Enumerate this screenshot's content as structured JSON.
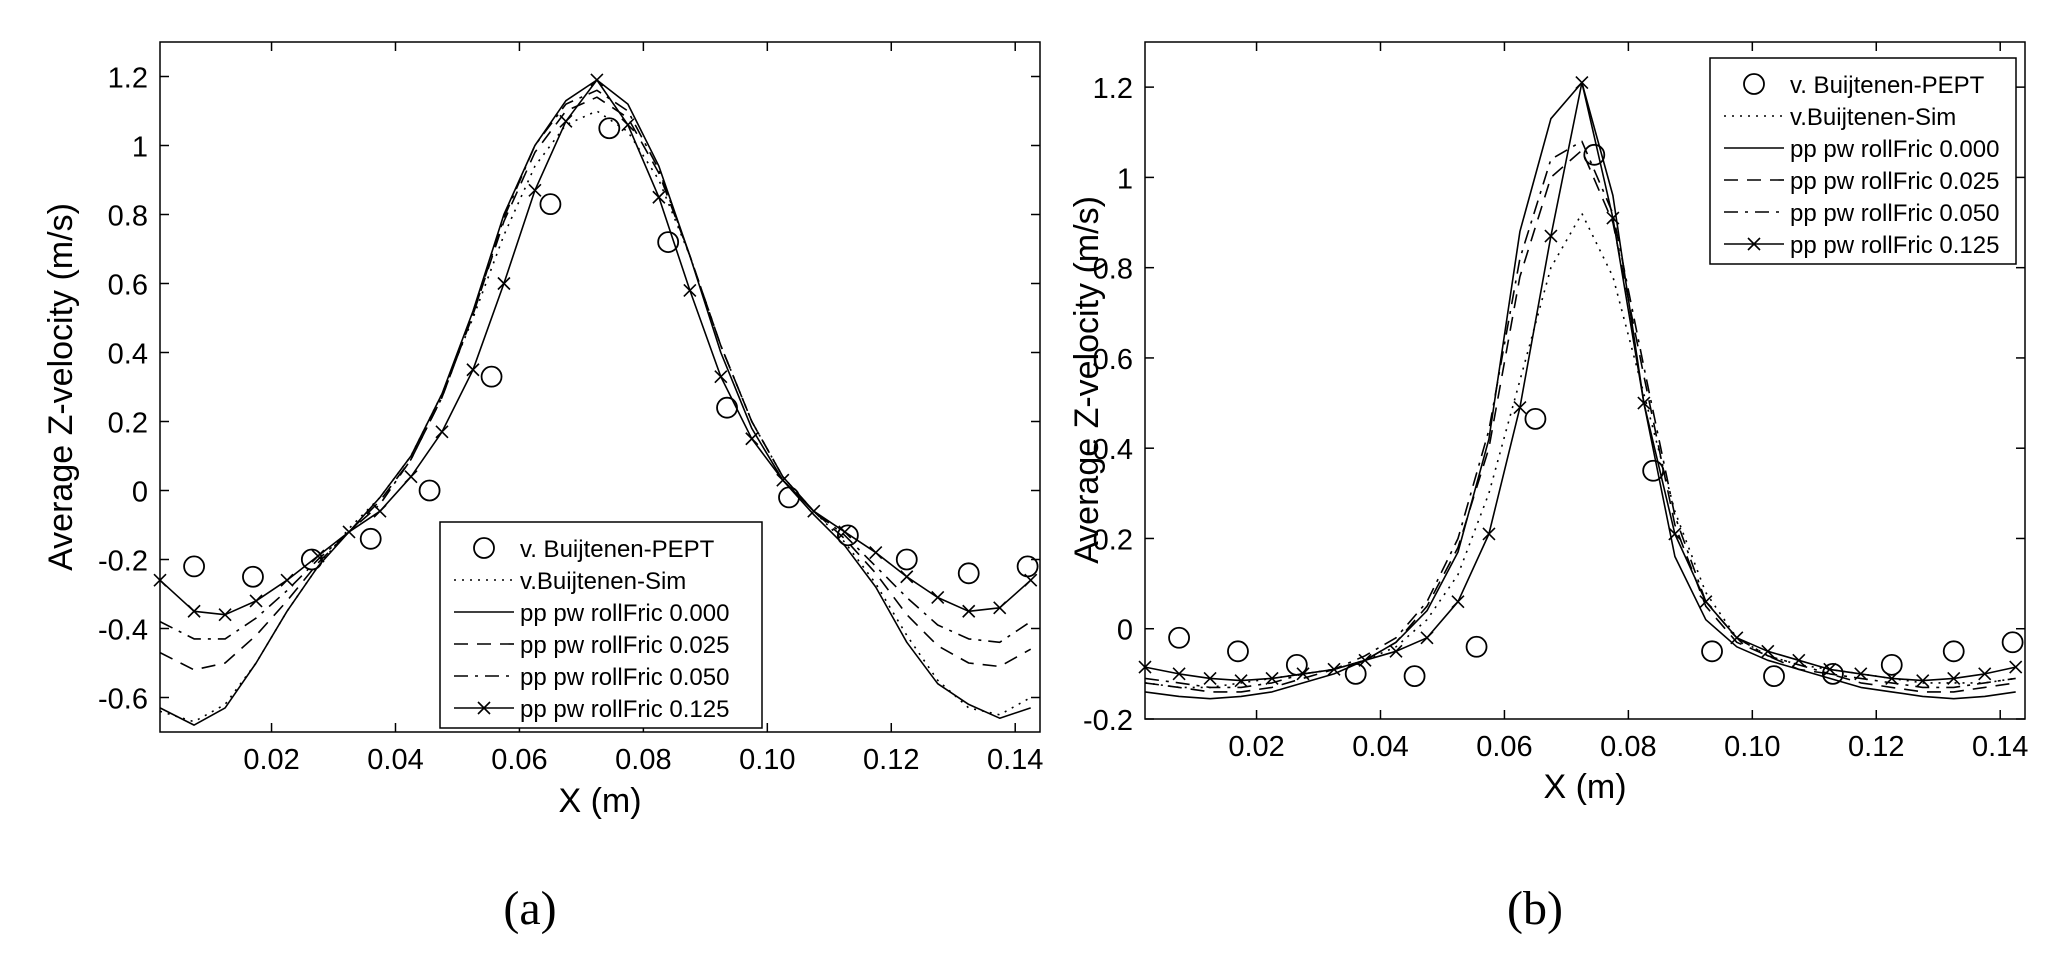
{
  "chart_data": [
    {
      "type": "line",
      "panel_label": "(a)",
      "xlabel": "X (m)",
      "ylabel": "Average Z-velocity (m/s)",
      "xlim": [
        0.002,
        0.144
      ],
      "ylim": [
        -0.7,
        1.3
      ],
      "xticks": [
        0.02,
        0.04,
        0.06,
        0.08,
        0.1,
        0.12,
        0.14
      ],
      "xtick_labels": [
        "0.02",
        "0.04",
        "0.06",
        "0.08",
        "0.10",
        "0.12",
        "0.14"
      ],
      "yticks": [
        -0.6,
        -0.4,
        -0.2,
        0,
        0.2,
        0.4,
        0.6,
        0.8,
        1,
        1.2
      ],
      "ytick_labels": [
        "-0.6",
        "-0.4",
        "-0.2",
        "0",
        "0.2",
        "0.4",
        "0.6",
        "0.8",
        "1",
        "1.2"
      ],
      "legend_position": "bottom-right",
      "series": [
        {
          "name": "v. Buijtenen-PEPT",
          "style": "circle",
          "x": [
            0.0075,
            0.017,
            0.0265,
            0.036,
            0.0455,
            0.0555,
            0.065,
            0.0745,
            0.084,
            0.0935,
            0.1035,
            0.113,
            0.1225,
            0.1325,
            0.142
          ],
          "y": [
            -0.22,
            -0.25,
            -0.2,
            -0.14,
            0.0,
            0.33,
            0.83,
            1.05,
            0.72,
            0.24,
            -0.02,
            -0.13,
            -0.2,
            -0.24,
            -0.22
          ]
        },
        {
          "name": "v.Buijtenen-Sim",
          "style": "dotted",
          "x": [
            0.002,
            0.0075,
            0.0125,
            0.0175,
            0.0225,
            0.0275,
            0.0325,
            0.0375,
            0.0425,
            0.0475,
            0.0525,
            0.0575,
            0.0625,
            0.0675,
            0.0725,
            0.0775,
            0.0825,
            0.0875,
            0.0925,
            0.0975,
            0.1025,
            0.1075,
            0.1125,
            0.1175,
            0.1225,
            0.1275,
            0.1325,
            0.1375,
            0.1425
          ],
          "y": [
            -0.64,
            -0.67,
            -0.62,
            -0.5,
            -0.35,
            -0.22,
            -0.11,
            -0.02,
            0.1,
            0.28,
            0.5,
            0.74,
            0.94,
            1.06,
            1.1,
            1.04,
            0.9,
            0.68,
            0.42,
            0.2,
            0.04,
            -0.06,
            -0.15,
            -0.27,
            -0.42,
            -0.55,
            -0.63,
            -0.65,
            -0.6
          ]
        },
        {
          "name": "pp pw rollFric 0.000",
          "style": "solid",
          "x": [
            0.002,
            0.0075,
            0.0125,
            0.0175,
            0.0225,
            0.0275,
            0.0325,
            0.0375,
            0.0425,
            0.0475,
            0.0525,
            0.0575,
            0.0625,
            0.0675,
            0.0725,
            0.0775,
            0.0825,
            0.0875,
            0.0925,
            0.0975,
            0.1025,
            0.1075,
            0.1125,
            0.1175,
            0.1225,
            0.1275,
            0.1325,
            0.1375,
            0.1425
          ],
          "y": [
            -0.63,
            -0.68,
            -0.63,
            -0.5,
            -0.35,
            -0.22,
            -0.12,
            -0.02,
            0.1,
            0.28,
            0.52,
            0.8,
            1.0,
            1.13,
            1.19,
            1.12,
            0.94,
            0.68,
            0.4,
            0.18,
            0.03,
            -0.07,
            -0.16,
            -0.28,
            -0.44,
            -0.56,
            -0.62,
            -0.66,
            -0.63
          ]
        },
        {
          "name": "pp pw rollFric 0.025",
          "style": "dashed",
          "x": [
            0.002,
            0.0075,
            0.0125,
            0.0175,
            0.0225,
            0.0275,
            0.0325,
            0.0375,
            0.0425,
            0.0475,
            0.0525,
            0.0575,
            0.0625,
            0.0675,
            0.0725,
            0.0775,
            0.0825,
            0.0875,
            0.0925,
            0.0975,
            0.1025,
            0.1075,
            0.1125,
            0.1175,
            0.1225,
            0.1275,
            0.1325,
            0.1375,
            0.1425
          ],
          "y": [
            -0.47,
            -0.52,
            -0.5,
            -0.42,
            -0.32,
            -0.21,
            -0.12,
            -0.03,
            0.09,
            0.27,
            0.51,
            0.78,
            0.98,
            1.1,
            1.14,
            1.08,
            0.92,
            0.68,
            0.42,
            0.2,
            0.04,
            -0.06,
            -0.14,
            -0.24,
            -0.36,
            -0.45,
            -0.5,
            -0.51,
            -0.46
          ]
        },
        {
          "name": "pp pw rollFric 0.050",
          "style": "dashdot",
          "x": [
            0.002,
            0.0075,
            0.0125,
            0.0175,
            0.0225,
            0.0275,
            0.0325,
            0.0375,
            0.0425,
            0.0475,
            0.0525,
            0.0575,
            0.0625,
            0.0675,
            0.0725,
            0.0775,
            0.0825,
            0.0875,
            0.0925,
            0.0975,
            0.1025,
            0.1075,
            0.1125,
            0.1175,
            0.1225,
            0.1275,
            0.1325,
            0.1375,
            0.1425
          ],
          "y": [
            -0.38,
            -0.43,
            -0.43,
            -0.37,
            -0.29,
            -0.2,
            -0.12,
            -0.04,
            0.09,
            0.27,
            0.51,
            0.79,
            1.0,
            1.12,
            1.16,
            1.1,
            0.93,
            0.68,
            0.42,
            0.2,
            0.04,
            -0.06,
            -0.13,
            -0.22,
            -0.31,
            -0.39,
            -0.43,
            -0.44,
            -0.38
          ]
        },
        {
          "name": "pp pw rollFric 0.125",
          "style": "solid-x",
          "x": [
            0.002,
            0.0075,
            0.0125,
            0.0175,
            0.0225,
            0.0275,
            0.0325,
            0.0375,
            0.0425,
            0.0475,
            0.0525,
            0.0575,
            0.0625,
            0.0675,
            0.0725,
            0.0775,
            0.0825,
            0.0875,
            0.0925,
            0.0975,
            0.1025,
            0.1075,
            0.1125,
            0.1175,
            0.1225,
            0.1275,
            0.1325,
            0.1375,
            0.1425
          ],
          "y": [
            -0.26,
            -0.35,
            -0.36,
            -0.32,
            -0.26,
            -0.19,
            -0.12,
            -0.06,
            0.04,
            0.17,
            0.35,
            0.6,
            0.87,
            1.07,
            1.19,
            1.06,
            0.85,
            0.58,
            0.33,
            0.15,
            0.03,
            -0.06,
            -0.12,
            -0.18,
            -0.25,
            -0.31,
            -0.35,
            -0.34,
            -0.26
          ]
        }
      ]
    },
    {
      "type": "line",
      "panel_label": "(b)",
      "xlabel": "X (m)",
      "ylabel": "Average Z-velocity (m/s)",
      "xlim": [
        0.002,
        0.144
      ],
      "ylim": [
        -0.2,
        1.3
      ],
      "xticks": [
        0.02,
        0.04,
        0.06,
        0.08,
        0.1,
        0.12,
        0.14
      ],
      "xtick_labels": [
        "0.02",
        "0.04",
        "0.06",
        "0.08",
        "0.10",
        "0.12",
        "0.14"
      ],
      "yticks": [
        -0.2,
        0,
        0.2,
        0.4,
        0.6,
        0.8,
        1,
        1.2
      ],
      "ytick_labels": [
        "-0.2",
        "0",
        "0.2",
        "0.4",
        "0.6",
        "0.8",
        "1",
        "1.2"
      ],
      "legend_position": "top-right",
      "series": [
        {
          "name": "v. Buijtenen-PEPT",
          "style": "circle",
          "x": [
            0.0075,
            0.017,
            0.0265,
            0.036,
            0.0455,
            0.0555,
            0.065,
            0.0745,
            0.084,
            0.0935,
            0.1035,
            0.113,
            0.1225,
            0.1325,
            0.142
          ],
          "y": [
            -0.02,
            -0.05,
            -0.08,
            -0.1,
            -0.105,
            -0.04,
            0.465,
            1.05,
            0.35,
            -0.05,
            -0.105,
            -0.1,
            -0.08,
            -0.05,
            -0.03
          ]
        },
        {
          "name": "v.Buijtenen-Sim",
          "style": "dotted",
          "x": [
            0.002,
            0.0075,
            0.0125,
            0.0175,
            0.0225,
            0.0275,
            0.0325,
            0.0375,
            0.0425,
            0.0475,
            0.0525,
            0.0575,
            0.0625,
            0.0675,
            0.0725,
            0.0775,
            0.0825,
            0.0875,
            0.0925,
            0.0975,
            0.1025,
            0.1075,
            0.1125,
            0.1175,
            0.1225,
            0.1275,
            0.1325,
            0.1375,
            0.1425
          ],
          "y": [
            -0.12,
            -0.13,
            -0.13,
            -0.12,
            -0.11,
            -0.1,
            -0.09,
            -0.07,
            -0.04,
            0.02,
            0.12,
            0.3,
            0.55,
            0.8,
            0.92,
            0.78,
            0.52,
            0.26,
            0.08,
            -0.02,
            -0.06,
            -0.08,
            -0.09,
            -0.1,
            -0.11,
            -0.12,
            -0.12,
            -0.12,
            -0.11
          ]
        },
        {
          "name": "pp pw rollFric 0.000",
          "style": "solid",
          "x": [
            0.002,
            0.0075,
            0.0125,
            0.0175,
            0.0225,
            0.0275,
            0.0325,
            0.0375,
            0.0425,
            0.0475,
            0.0525,
            0.0575,
            0.0625,
            0.0675,
            0.0725,
            0.0775,
            0.0825,
            0.0875,
            0.0925,
            0.0975,
            0.1025,
            0.1075,
            0.1125,
            0.1175,
            0.1225,
            0.1275,
            0.1325,
            0.1375,
            0.1425
          ],
          "y": [
            -0.14,
            -0.15,
            -0.155,
            -0.15,
            -0.14,
            -0.12,
            -0.1,
            -0.07,
            -0.03,
            0.04,
            0.17,
            0.42,
            0.88,
            1.13,
            1.21,
            0.96,
            0.5,
            0.16,
            0.02,
            -0.04,
            -0.07,
            -0.09,
            -0.11,
            -0.13,
            -0.14,
            -0.15,
            -0.155,
            -0.15,
            -0.14
          ]
        },
        {
          "name": "pp pw rollFric 0.025",
          "style": "dashed",
          "x": [
            0.002,
            0.0075,
            0.0125,
            0.0175,
            0.0225,
            0.0275,
            0.0325,
            0.0375,
            0.0425,
            0.0475,
            0.0525,
            0.0575,
            0.0625,
            0.0675,
            0.0725,
            0.0775,
            0.0825,
            0.0875,
            0.0925,
            0.0975,
            0.1025,
            0.1075,
            0.1125,
            0.1175,
            0.1225,
            0.1275,
            0.1325,
            0.1375,
            0.1425
          ],
          "y": [
            -0.12,
            -0.13,
            -0.14,
            -0.14,
            -0.13,
            -0.11,
            -0.09,
            -0.07,
            -0.03,
            0.05,
            0.18,
            0.4,
            0.78,
            1.0,
            1.06,
            0.9,
            0.56,
            0.23,
            0.05,
            -0.03,
            -0.06,
            -0.09,
            -0.1,
            -0.12,
            -0.13,
            -0.14,
            -0.14,
            -0.13,
            -0.12
          ]
        },
        {
          "name": "pp pw rollFric 0.050",
          "style": "dashdot",
          "x": [
            0.002,
            0.0075,
            0.0125,
            0.0175,
            0.0225,
            0.0275,
            0.0325,
            0.0375,
            0.0425,
            0.0475,
            0.0525,
            0.0575,
            0.0625,
            0.0675,
            0.0725,
            0.0775,
            0.0825,
            0.0875,
            0.0925,
            0.0975,
            0.1025,
            0.1075,
            0.1125,
            0.1175,
            0.1225,
            0.1275,
            0.1325,
            0.1375,
            0.1425
          ],
          "y": [
            -0.11,
            -0.12,
            -0.13,
            -0.13,
            -0.12,
            -0.1,
            -0.09,
            -0.06,
            -0.02,
            0.06,
            0.2,
            0.44,
            0.82,
            1.04,
            1.08,
            0.92,
            0.58,
            0.25,
            0.06,
            -0.02,
            -0.06,
            -0.08,
            -0.1,
            -0.11,
            -0.12,
            -0.13,
            -0.13,
            -0.12,
            -0.11
          ]
        },
        {
          "name": "pp pw rollFric 0.125",
          "style": "solid-x",
          "x": [
            0.002,
            0.0075,
            0.0125,
            0.0175,
            0.0225,
            0.0275,
            0.0325,
            0.0375,
            0.0425,
            0.0475,
            0.0525,
            0.0575,
            0.0625,
            0.0675,
            0.0725,
            0.0775,
            0.0825,
            0.0875,
            0.0925,
            0.0975,
            0.1025,
            0.1075,
            0.1125,
            0.1175,
            0.1225,
            0.1275,
            0.1325,
            0.1375,
            0.1425
          ],
          "y": [
            -0.085,
            -0.1,
            -0.11,
            -0.115,
            -0.11,
            -0.1,
            -0.09,
            -0.07,
            -0.05,
            -0.02,
            0.06,
            0.21,
            0.49,
            0.87,
            1.21,
            0.91,
            0.5,
            0.21,
            0.06,
            -0.02,
            -0.05,
            -0.07,
            -0.09,
            -0.1,
            -0.11,
            -0.115,
            -0.11,
            -0.1,
            -0.085
          ]
        }
      ]
    }
  ]
}
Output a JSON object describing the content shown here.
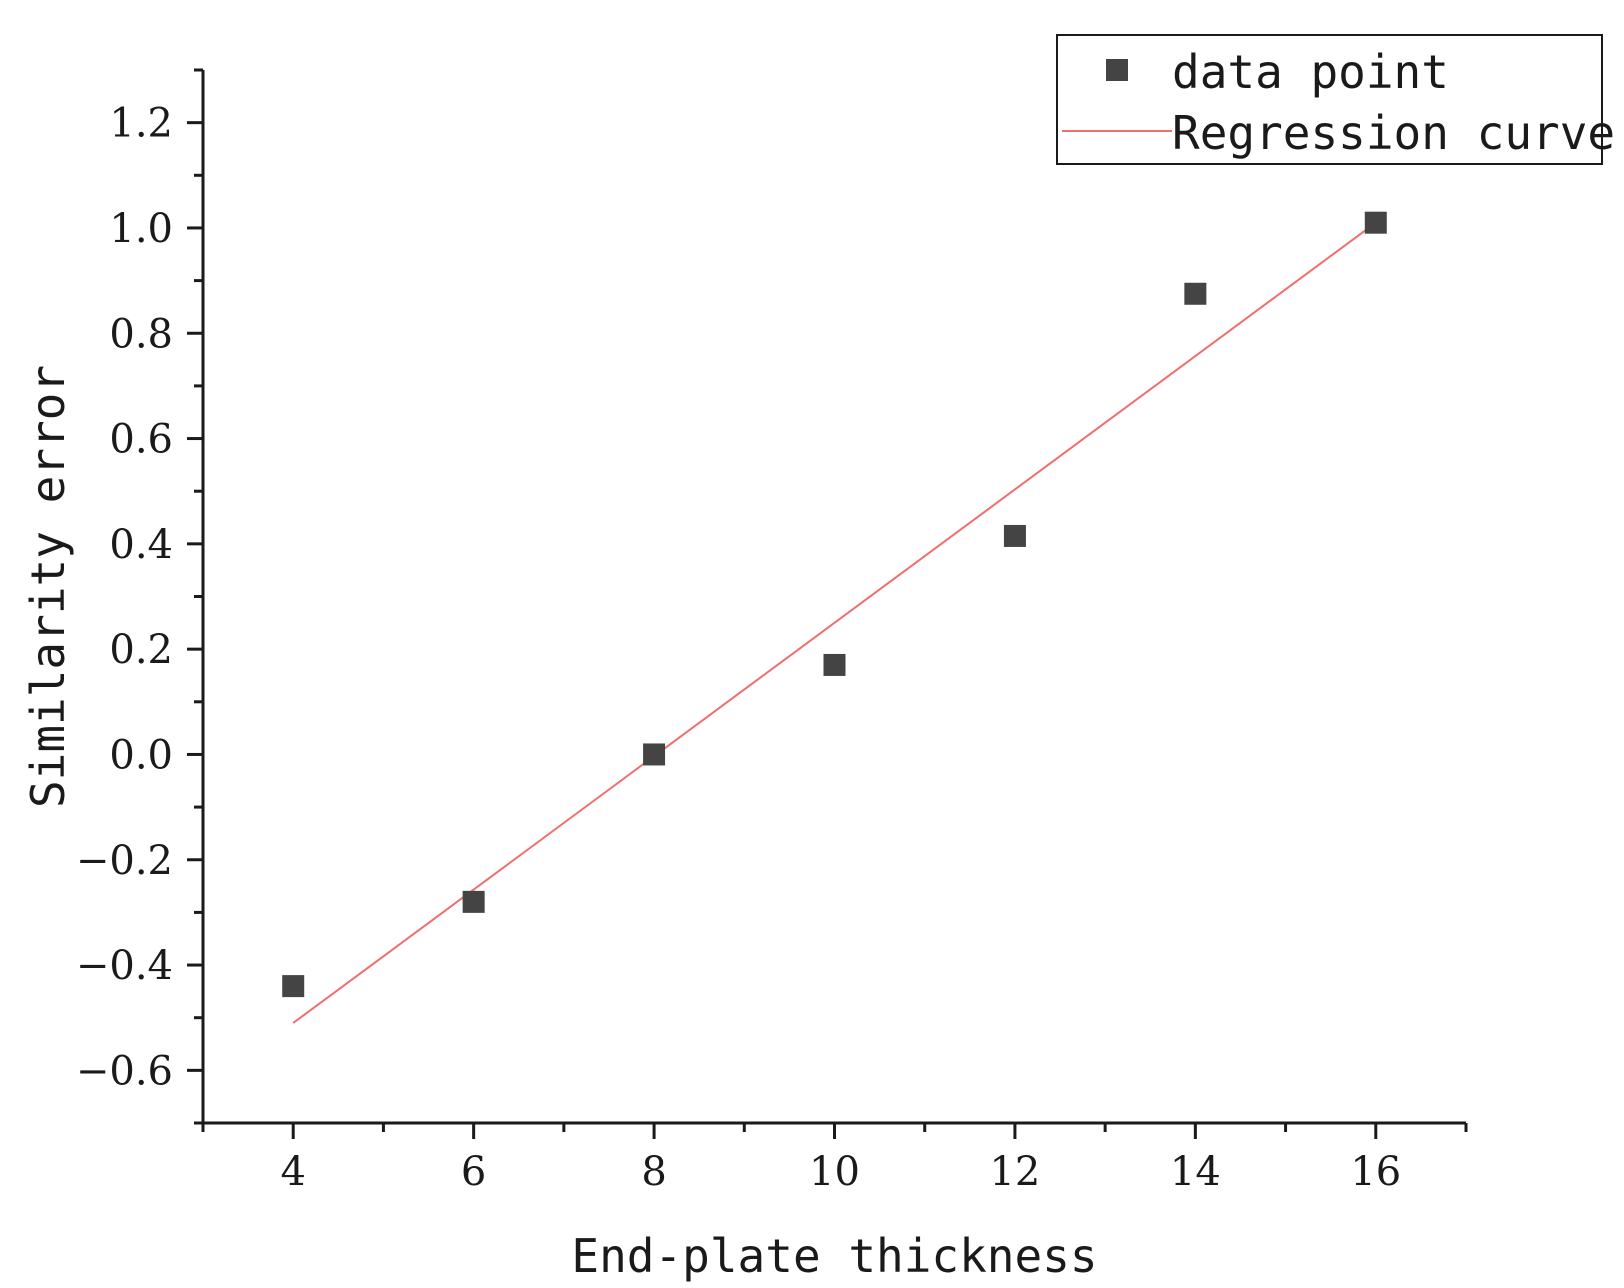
{
  "chart_data": {
    "type": "scatter",
    "title": "",
    "xlabel": "End-plate thickness",
    "ylabel": "Similarity error",
    "xlim": [
      3,
      17
    ],
    "ylim": [
      -0.7,
      1.3
    ],
    "x_ticks": [
      4,
      6,
      8,
      10,
      12,
      14,
      16
    ],
    "x_tick_labels": [
      "4",
      "6",
      "8",
      "10",
      "12",
      "14",
      "16"
    ],
    "y_ticks": [
      -0.6,
      -0.4,
      -0.2,
      0.0,
      0.2,
      0.4,
      0.6,
      0.8,
      1.0,
      1.2
    ],
    "y_tick_labels": [
      "−0.6",
      "−0.4",
      "−0.2",
      "0.0",
      "0.2",
      "0.4",
      "0.6",
      "0.8",
      "1.0",
      "1.2"
    ],
    "grid": false,
    "legend_position": "top-right",
    "series": [
      {
        "name": "data point",
        "kind": "scatter",
        "marker": "square",
        "color": "#444444",
        "x": [
          4,
          6,
          8,
          10,
          12,
          14,
          16
        ],
        "y": [
          -0.44,
          -0.28,
          0.0,
          0.17,
          0.415,
          0.875,
          1.01
        ]
      },
      {
        "name": "Regression curve",
        "kind": "line",
        "color": "#f26d6d",
        "x": [
          4,
          16
        ],
        "y": [
          -0.51,
          1.01
        ]
      }
    ]
  }
}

####################

● WHAT YOU NEED TO DO
Determine the number of lines containing "right". Write only that number.

● RESPONSE TO THE EXERCISE
3